# [Given exercise]
Copy each line in which the string "โรงงาน" occurs.

Data records:
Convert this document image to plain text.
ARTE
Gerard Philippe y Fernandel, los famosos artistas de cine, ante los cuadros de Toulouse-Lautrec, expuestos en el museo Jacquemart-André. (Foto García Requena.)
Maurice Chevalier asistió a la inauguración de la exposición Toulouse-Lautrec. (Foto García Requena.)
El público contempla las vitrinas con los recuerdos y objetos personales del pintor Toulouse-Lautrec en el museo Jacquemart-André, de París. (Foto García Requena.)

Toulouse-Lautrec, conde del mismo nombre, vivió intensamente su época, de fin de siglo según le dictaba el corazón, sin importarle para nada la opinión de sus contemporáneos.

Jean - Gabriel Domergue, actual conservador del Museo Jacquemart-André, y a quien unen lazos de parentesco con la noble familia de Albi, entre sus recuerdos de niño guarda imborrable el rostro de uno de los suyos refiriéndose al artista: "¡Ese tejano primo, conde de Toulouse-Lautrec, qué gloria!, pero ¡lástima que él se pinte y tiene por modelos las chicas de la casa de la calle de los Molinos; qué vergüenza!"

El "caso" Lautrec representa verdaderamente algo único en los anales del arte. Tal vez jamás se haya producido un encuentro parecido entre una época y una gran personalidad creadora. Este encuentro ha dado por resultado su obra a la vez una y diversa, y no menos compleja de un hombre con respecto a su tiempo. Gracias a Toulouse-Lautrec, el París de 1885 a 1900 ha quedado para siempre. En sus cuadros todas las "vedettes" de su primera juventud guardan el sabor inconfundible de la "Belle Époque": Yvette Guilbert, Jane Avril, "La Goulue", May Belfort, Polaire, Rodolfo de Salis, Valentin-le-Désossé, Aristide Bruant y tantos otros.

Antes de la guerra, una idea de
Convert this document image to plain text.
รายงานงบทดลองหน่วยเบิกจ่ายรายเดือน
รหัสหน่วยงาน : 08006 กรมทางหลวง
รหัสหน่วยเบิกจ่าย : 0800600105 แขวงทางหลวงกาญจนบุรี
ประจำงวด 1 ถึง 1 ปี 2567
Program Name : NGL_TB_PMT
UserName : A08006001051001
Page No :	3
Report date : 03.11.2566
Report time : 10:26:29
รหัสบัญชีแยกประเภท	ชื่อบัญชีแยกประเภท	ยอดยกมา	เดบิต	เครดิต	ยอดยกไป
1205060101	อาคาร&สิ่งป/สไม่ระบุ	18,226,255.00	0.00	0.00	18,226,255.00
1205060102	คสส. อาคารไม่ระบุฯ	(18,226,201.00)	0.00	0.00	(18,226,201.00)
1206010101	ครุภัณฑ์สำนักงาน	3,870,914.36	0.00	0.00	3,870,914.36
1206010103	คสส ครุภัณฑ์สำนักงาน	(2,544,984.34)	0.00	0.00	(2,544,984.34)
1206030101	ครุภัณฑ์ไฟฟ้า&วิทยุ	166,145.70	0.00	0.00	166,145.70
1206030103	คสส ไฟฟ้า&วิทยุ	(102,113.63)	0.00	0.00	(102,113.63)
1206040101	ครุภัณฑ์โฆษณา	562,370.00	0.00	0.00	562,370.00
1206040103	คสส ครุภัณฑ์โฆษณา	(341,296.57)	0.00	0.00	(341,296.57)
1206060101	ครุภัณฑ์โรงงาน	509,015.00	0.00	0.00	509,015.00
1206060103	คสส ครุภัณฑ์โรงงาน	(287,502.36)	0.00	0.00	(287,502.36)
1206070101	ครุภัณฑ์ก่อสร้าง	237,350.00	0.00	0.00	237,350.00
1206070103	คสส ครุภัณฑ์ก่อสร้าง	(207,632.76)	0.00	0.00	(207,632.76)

# [Final result]
1206060101	ครุภัณฑ์โรงงาน	509,015.00	0.00	0.00	509,015.00
1206060103	คสส ครุภัณฑ์โรงงาน	(287,502.36)	0.00	0.00	(287,502.36)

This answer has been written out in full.